** The records **
— begin —

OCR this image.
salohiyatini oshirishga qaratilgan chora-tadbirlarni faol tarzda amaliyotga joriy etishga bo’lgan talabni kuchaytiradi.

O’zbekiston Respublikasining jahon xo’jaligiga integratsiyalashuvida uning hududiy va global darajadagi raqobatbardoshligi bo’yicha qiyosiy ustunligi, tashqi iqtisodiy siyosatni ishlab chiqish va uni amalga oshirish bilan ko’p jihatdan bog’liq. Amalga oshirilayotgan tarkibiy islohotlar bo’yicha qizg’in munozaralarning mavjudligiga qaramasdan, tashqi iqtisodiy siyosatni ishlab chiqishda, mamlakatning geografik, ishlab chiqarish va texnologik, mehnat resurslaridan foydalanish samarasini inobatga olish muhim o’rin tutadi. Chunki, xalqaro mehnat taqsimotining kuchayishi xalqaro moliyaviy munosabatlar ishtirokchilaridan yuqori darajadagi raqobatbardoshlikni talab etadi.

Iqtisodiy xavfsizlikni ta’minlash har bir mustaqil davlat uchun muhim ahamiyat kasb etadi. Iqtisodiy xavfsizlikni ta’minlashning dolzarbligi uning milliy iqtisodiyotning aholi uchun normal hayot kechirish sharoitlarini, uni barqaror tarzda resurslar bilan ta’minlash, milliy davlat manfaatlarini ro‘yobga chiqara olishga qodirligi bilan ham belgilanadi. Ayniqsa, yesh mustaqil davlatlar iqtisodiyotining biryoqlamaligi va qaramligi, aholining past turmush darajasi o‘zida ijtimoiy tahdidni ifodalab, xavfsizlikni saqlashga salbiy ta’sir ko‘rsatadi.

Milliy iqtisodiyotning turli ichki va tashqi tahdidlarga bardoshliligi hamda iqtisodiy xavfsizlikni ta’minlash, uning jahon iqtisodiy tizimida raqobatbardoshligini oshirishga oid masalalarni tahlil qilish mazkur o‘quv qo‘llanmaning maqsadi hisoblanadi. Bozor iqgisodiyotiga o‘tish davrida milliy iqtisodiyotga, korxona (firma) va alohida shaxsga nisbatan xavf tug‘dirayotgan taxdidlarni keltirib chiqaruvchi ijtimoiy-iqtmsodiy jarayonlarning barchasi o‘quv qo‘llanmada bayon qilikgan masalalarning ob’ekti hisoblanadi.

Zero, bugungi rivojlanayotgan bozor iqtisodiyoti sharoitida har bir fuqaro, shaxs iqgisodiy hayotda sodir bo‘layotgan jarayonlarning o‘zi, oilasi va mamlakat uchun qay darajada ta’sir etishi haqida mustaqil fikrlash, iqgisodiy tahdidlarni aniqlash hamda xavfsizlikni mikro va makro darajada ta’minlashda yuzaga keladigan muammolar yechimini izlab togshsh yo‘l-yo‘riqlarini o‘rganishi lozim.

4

— end —

** Instructions for the task **
Would you give the material above again, complete and exact?

** Problem solution **
OCR this image.
salohiyatini oshirishga qaratilgan chora-tadbirlarni faol tarzda amaliyotga joriy etishga bo’lgan talabni kuchaytiradi.

O’zbekiston Respublikasining jahon xo’jaligiga integratsiyalashuvida uning hududiy va global darajadagi raqobatbardoshligi bo’yicha qiyosiy ustunligi, tashqi iqtisodiy siyosatni ishlab chiqish va uni amalga oshirish bilan ko’p jihatdan bog’liq. Amalga oshirilayotgan tarkibiy islohotlar bo’yicha qizg’in munozaralarning mavjudligiga qaramasdan, tashqi iqtisodiy siyosatni ishlab chiqishda, mamlakatning geografik, ishlab chiqarish va texnologik, mehnat resurslaridan foydalanish samarasini inobatga olish muhim o’rin tutadi. Chunki, xalqaro mehnat taqsimotining kuchayishi xalqaro moliyaviy munosabatlar ishtirokchilaridan yuqori darajadagi raqobatbardoshlikni talab etadi.

Iqtisodiy xavfsizlikni ta’minlash har bir mustaqil davlat uchun muhim ahamiyat kasb etadi. Iqtisodiy xavfsizlikni ta’minlashning dolzarbligi uning milliy iqtisodiyotning aholi uchun normal hayot kechirish sharoitlarini, uni barqaror tarzda resurslar bilan ta’minlash, milliy davlat manfaatlarini ro‘yobga chiqara olishga qodirligi bilan ham belgilanadi. Ayniqsa, yesh mustaqil davlatlar iqtisodiyotining biryoqlamaligi va qaramligi, aholining past turmush darajasi o‘zida ijtimoiy tahdidni ifodalab, xavfsizlikni saqlashga salbiy ta’sir ko‘rsatadi.

Milliy iqtisodiyotning turli ichki va tashqi tahdidlarga bardoshliligi hamda iqtisodiy xavfsizlikni ta’minlash, uning jahon iqtisodiy tizimida raqobatbardoshligini oshirishga oid masalalarni tahlil qilish mazkur o‘quv qo‘llanmaning maqsadi hisoblanadi. Bozor iqgisodiyotiga o‘tish davrida milliy iqtisodiyotga, korxona (firma) va alohida shaxsga nisbatan xavf tug‘dirayotgan taxdidlarni keltirib chiqaruvchi ijtimoiy-iqtmsodiy jarayonlarning barchasi o‘quv qo‘llanmada bayon qilikgan masalalarning ob’ekti hisoblanadi.

Zero, bugungi rivojlanayotgan bozor iqtisodiyoti sharoitida har bir fuqaro, shaxs iqgisodiy hayotda sodir bo‘layotgan jarayonlarning o‘zi, oilasi va mamlakat uchun qay darajada ta’sir etishi haqida mustaqil fikrlash, iqgisodiy tahdidlarni aniqlash hamda xavfsizlikni mikro va makro darajada ta’minlashda yuzaga keladigan muammolar yechimini izlab togshsh yo‘l-yo‘riqlarini o‘rganishi lozim.

4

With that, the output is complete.